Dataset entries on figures
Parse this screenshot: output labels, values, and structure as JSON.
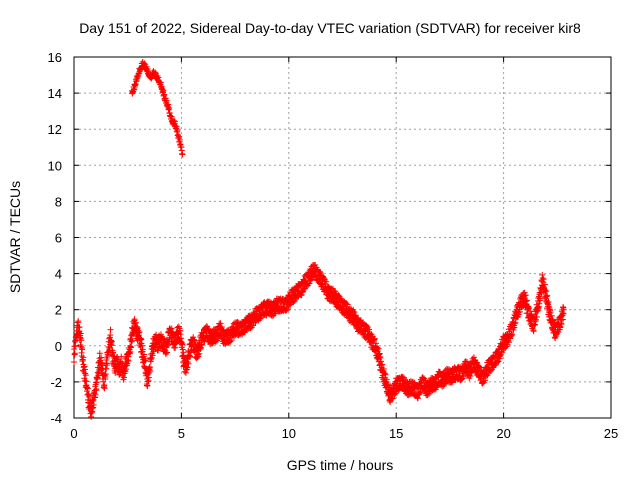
{
  "chart_data": {
    "type": "scatter",
    "title": "Day 151 of 2022, Sidereal Day-to-day VTEC variation (SDTVAR) for receiver kir8",
    "xlabel": "GPS time / hours",
    "ylabel": "SDTVAR / TECUs",
    "xlim": [
      0,
      25
    ],
    "ylim": [
      -4,
      16
    ],
    "xticks": [
      0,
      5,
      10,
      15,
      20,
      25
    ],
    "yticks": [
      -4,
      -2,
      0,
      2,
      4,
      6,
      8,
      10,
      12,
      14,
      16
    ],
    "grid": true,
    "marker": "+",
    "color": "#ff0000",
    "series": [
      {
        "name": "SDTVAR",
        "x": [
          0.0,
          0.1,
          0.2,
          0.3,
          0.4,
          0.5,
          0.6,
          0.7,
          0.8,
          0.9,
          1.0,
          1.1,
          1.2,
          1.3,
          1.4,
          1.5,
          1.6,
          1.7,
          1.8,
          1.9,
          2.0,
          2.1,
          2.2,
          2.3,
          2.4,
          2.5,
          2.6,
          2.7,
          2.8,
          2.9,
          3.0,
          3.1,
          3.2,
          3.3,
          3.4,
          3.5,
          3.6,
          3.7,
          3.8,
          3.9,
          4.0,
          4.1,
          4.2,
          4.3,
          4.4,
          4.5,
          4.6,
          4.7,
          4.8,
          4.9,
          5.0,
          5.1,
          5.2,
          5.3,
          5.4,
          5.5,
          5.6,
          5.7,
          5.8,
          5.9,
          6.0,
          6.2,
          6.4,
          6.6,
          6.8,
          7.0,
          7.2,
          7.4,
          7.6,
          7.8,
          8.0,
          8.2,
          8.4,
          8.6,
          8.8,
          9.0,
          9.2,
          9.4,
          9.6,
          9.8,
          10.0,
          10.2,
          10.4,
          10.6,
          10.8,
          11.0,
          11.2,
          11.4,
          11.6,
          11.8,
          12.0,
          12.2,
          12.4,
          12.6,
          12.8,
          13.0,
          13.2,
          13.4,
          13.6,
          13.8,
          14.0,
          14.1,
          14.2,
          14.3,
          14.4,
          14.5,
          14.6,
          14.7,
          14.8,
          14.9,
          15.0,
          15.2,
          15.4,
          15.6,
          15.8,
          16.0,
          16.2,
          16.4,
          16.6,
          16.8,
          17.0,
          17.2,
          17.4,
          17.6,
          17.8,
          18.0,
          18.2,
          18.4,
          18.6,
          18.8,
          19.0,
          19.2,
          19.4,
          19.6,
          19.8,
          20.0,
          20.2,
          20.4,
          20.6,
          20.8,
          21.0,
          21.2,
          21.4,
          21.6,
          21.8,
          22.0,
          22.2,
          22.4,
          22.6,
          22.8
        ],
        "y": [
          -0.5,
          0.6,
          1.0,
          0.4,
          -0.8,
          -1.6,
          -2.4,
          -3.2,
          -3.6,
          -3.0,
          -2.4,
          -1.6,
          -0.8,
          -1.2,
          -2.2,
          -1.0,
          -0.2,
          0.5,
          -0.6,
          -1.2,
          -0.8,
          -1.4,
          -1.0,
          -1.6,
          -1.0,
          -0.6,
          -0.2,
          0.6,
          1.2,
          0.8,
          0.6,
          0.2,
          -0.6,
          -1.0,
          -2.0,
          -1.4,
          -0.4,
          0.0,
          0.3,
          0.0,
          0.4,
          0.2,
          0.0,
          -0.2,
          0.5,
          0.8,
          0.4,
          0.2,
          0.6,
          0.7,
          0.2,
          -0.8,
          -1.2,
          -0.8,
          -0.2,
          0.3,
          0.0,
          -0.4,
          -0.2,
          0.2,
          0.6,
          0.7,
          0.4,
          0.6,
          0.9,
          0.4,
          0.5,
          0.8,
          1.0,
          0.9,
          1.2,
          1.3,
          1.6,
          1.8,
          2.0,
          2.1,
          2.0,
          2.2,
          2.3,
          2.2,
          2.5,
          2.8,
          3.0,
          3.2,
          3.6,
          3.9,
          4.2,
          3.8,
          3.5,
          3.0,
          2.8,
          2.6,
          2.3,
          2.1,
          1.8,
          1.6,
          1.2,
          1.0,
          0.8,
          0.4,
          0.0,
          -0.4,
          -0.6,
          -1.2,
          -1.6,
          -2.0,
          -2.4,
          -2.8,
          -2.6,
          -2.4,
          -2.2,
          -2.0,
          -2.2,
          -2.4,
          -2.3,
          -2.6,
          -2.0,
          -2.4,
          -2.2,
          -2.1,
          -1.8,
          -1.9,
          -1.6,
          -1.7,
          -1.5,
          -1.6,
          -1.2,
          -1.4,
          -1.0,
          -1.3,
          -1.8,
          -1.4,
          -1.0,
          -0.8,
          -0.4,
          0.2,
          0.4,
          1.0,
          1.8,
          2.4,
          2.6,
          1.6,
          1.2,
          2.2,
          3.6,
          2.6,
          1.4,
          0.8,
          1.2,
          2.0
        ],
        "x2": [
          2.7,
          2.8,
          2.9,
          3.0,
          3.1,
          3.2,
          3.3,
          3.4,
          3.5,
          3.6,
          3.7,
          3.8,
          3.9,
          4.0,
          4.1,
          4.2,
          4.3,
          4.4,
          4.5,
          4.6,
          4.7,
          4.8,
          4.9,
          5.0,
          5.05
        ],
        "y2": [
          14.0,
          14.3,
          14.7,
          15.1,
          15.4,
          15.6,
          15.5,
          15.3,
          15.0,
          14.9,
          15.1,
          15.0,
          14.8,
          14.6,
          14.3,
          13.8,
          13.5,
          13.2,
          12.7,
          12.4,
          12.3,
          11.9,
          11.4,
          11.0,
          10.6
        ]
      }
    ]
  }
}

### [Task directions]
Copy each line that contains the word "SDTVAR".

### [Exercise response]
    "title": "Day 151 of 2022, Sidereal Day-to-day VTEC variation (SDTVAR) for receiver kir8",
    "ylabel": "SDTVAR / TECUs",
        "name": "SDTVAR",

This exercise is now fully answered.